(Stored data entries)
· · ·
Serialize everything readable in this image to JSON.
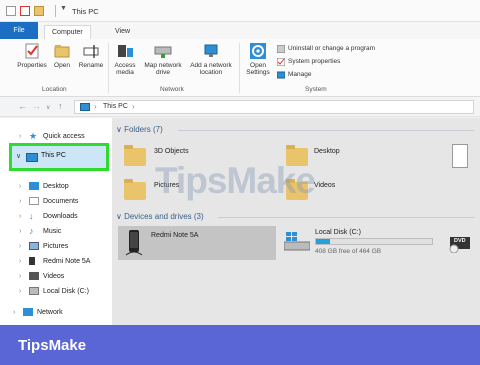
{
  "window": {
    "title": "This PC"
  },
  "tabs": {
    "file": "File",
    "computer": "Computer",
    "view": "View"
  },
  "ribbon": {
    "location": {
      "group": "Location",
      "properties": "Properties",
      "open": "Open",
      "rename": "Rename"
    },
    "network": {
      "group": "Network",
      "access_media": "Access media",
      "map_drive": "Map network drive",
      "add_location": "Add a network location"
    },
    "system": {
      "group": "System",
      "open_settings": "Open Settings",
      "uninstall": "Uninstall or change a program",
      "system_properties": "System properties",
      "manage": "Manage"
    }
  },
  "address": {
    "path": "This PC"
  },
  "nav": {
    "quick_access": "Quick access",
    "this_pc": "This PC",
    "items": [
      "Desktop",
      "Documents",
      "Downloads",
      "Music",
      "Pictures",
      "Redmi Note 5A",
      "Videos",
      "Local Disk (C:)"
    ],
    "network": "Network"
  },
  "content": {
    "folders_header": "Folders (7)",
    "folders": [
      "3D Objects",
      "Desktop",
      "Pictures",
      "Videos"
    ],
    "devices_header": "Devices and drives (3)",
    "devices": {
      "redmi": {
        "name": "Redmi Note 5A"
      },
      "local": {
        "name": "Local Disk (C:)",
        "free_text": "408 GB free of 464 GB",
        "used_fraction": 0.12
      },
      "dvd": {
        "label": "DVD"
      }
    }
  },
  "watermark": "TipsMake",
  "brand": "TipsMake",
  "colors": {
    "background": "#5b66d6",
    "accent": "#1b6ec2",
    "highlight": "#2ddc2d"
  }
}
· · ·
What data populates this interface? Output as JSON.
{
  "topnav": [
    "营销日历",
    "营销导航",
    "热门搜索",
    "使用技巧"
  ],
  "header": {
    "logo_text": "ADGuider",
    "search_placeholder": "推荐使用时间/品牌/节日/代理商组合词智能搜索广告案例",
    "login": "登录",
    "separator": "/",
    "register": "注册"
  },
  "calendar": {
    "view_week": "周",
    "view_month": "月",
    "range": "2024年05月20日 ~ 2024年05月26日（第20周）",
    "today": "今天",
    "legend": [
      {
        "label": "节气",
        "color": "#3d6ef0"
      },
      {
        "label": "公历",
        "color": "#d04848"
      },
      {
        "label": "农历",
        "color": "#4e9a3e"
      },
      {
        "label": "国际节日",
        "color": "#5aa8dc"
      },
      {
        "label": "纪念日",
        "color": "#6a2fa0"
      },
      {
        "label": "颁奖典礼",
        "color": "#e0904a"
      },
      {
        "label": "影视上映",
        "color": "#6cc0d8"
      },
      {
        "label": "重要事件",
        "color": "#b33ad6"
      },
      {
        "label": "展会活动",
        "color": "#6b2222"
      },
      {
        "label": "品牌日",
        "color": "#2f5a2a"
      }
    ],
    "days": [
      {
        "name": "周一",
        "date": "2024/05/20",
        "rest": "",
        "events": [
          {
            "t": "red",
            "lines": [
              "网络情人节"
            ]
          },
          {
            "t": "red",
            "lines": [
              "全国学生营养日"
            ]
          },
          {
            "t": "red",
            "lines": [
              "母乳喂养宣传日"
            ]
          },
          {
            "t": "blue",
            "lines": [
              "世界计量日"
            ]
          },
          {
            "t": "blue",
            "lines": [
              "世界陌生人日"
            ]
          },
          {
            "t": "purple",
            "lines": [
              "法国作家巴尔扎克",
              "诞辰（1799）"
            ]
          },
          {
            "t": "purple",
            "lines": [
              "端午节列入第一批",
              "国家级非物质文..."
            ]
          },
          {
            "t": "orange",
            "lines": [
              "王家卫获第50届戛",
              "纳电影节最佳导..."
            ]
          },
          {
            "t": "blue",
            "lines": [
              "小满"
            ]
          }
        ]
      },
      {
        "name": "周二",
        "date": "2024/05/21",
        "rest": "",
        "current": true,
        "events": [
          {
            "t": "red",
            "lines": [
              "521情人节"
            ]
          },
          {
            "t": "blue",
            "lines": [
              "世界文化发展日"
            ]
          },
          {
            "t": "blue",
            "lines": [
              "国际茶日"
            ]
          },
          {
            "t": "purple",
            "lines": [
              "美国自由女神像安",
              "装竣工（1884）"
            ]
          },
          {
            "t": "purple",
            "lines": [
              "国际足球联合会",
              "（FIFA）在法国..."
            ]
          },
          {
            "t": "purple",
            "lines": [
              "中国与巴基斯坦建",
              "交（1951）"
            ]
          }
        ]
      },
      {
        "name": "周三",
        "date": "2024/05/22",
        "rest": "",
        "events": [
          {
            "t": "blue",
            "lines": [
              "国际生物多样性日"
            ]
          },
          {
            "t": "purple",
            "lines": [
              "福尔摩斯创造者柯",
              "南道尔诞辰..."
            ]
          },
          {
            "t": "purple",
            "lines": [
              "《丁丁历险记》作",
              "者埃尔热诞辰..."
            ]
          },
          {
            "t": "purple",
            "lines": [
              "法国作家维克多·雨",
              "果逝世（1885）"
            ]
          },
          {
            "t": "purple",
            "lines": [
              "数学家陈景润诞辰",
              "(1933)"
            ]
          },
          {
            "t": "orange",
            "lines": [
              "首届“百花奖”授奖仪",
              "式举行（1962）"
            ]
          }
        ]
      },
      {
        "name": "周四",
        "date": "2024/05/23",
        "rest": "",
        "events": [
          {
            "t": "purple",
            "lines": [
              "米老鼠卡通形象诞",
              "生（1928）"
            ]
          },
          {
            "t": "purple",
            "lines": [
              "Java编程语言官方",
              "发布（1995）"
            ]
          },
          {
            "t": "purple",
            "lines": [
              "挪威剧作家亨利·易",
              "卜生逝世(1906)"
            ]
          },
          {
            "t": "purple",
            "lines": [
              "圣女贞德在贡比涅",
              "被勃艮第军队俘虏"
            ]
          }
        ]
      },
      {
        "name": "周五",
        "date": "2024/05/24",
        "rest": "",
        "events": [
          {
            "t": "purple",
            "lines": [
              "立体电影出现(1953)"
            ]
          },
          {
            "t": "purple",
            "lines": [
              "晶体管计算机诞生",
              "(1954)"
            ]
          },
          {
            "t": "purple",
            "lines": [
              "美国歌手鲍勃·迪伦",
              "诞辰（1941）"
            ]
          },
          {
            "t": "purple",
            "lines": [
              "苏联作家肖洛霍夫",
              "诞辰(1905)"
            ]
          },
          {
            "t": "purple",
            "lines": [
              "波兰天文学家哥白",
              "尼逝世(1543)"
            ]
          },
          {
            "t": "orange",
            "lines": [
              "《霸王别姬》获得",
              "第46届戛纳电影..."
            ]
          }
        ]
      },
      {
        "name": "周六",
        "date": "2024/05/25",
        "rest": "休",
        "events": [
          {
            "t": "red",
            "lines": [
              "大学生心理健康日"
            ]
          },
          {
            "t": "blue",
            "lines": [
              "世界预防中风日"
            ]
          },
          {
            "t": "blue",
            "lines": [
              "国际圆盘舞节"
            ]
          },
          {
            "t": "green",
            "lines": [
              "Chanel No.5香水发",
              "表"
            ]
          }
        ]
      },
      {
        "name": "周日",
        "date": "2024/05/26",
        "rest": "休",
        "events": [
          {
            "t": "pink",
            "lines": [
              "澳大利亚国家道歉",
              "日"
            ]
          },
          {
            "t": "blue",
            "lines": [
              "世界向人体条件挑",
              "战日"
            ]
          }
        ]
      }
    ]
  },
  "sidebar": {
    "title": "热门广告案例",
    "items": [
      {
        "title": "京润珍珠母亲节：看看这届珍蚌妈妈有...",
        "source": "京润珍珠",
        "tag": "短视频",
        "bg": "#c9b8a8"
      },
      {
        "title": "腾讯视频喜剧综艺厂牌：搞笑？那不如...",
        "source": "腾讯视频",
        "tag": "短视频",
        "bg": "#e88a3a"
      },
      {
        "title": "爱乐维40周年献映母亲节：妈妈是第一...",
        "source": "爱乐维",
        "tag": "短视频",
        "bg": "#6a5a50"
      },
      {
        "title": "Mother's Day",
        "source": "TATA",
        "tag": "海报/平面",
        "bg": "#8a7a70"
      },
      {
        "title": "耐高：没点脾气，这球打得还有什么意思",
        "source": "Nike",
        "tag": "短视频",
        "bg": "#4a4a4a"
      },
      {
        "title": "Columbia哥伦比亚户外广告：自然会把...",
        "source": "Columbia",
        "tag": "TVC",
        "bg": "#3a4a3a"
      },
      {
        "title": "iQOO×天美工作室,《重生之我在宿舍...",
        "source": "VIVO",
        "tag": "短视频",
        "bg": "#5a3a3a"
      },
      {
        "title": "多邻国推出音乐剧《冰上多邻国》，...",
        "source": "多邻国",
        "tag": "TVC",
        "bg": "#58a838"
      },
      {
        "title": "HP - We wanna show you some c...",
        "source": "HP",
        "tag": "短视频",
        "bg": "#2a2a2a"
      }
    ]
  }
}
· · ·
WORK TO COMPLETE: Locate all lines in the listing above with the word "title" and copy them.

RESPONSE TO THE EXERCISE:
    "title": "This PC"
    "title": "热门广告案例",
        "title": "京润珍珠母亲节：看看这届珍蚌妈妈有...",
        "title": "腾讯视频喜剧综艺厂牌：搞笑？那不如...",
        "title": "爱乐维40周年献映母亲节：妈妈是第一...",
        "title": "Mother's Day",
        "title": "耐高：没点脾气，这球打得还有什么意思",
        "title": "Columbia哥伦比亚户外广告：自然会把...",
        "title": "iQOO×天美工作室,《重生之我在宿舍...",
        "title": "多邻国推出音乐剧《冰上多邻国》，...",
        "title": "HP - We wanna show you some c...",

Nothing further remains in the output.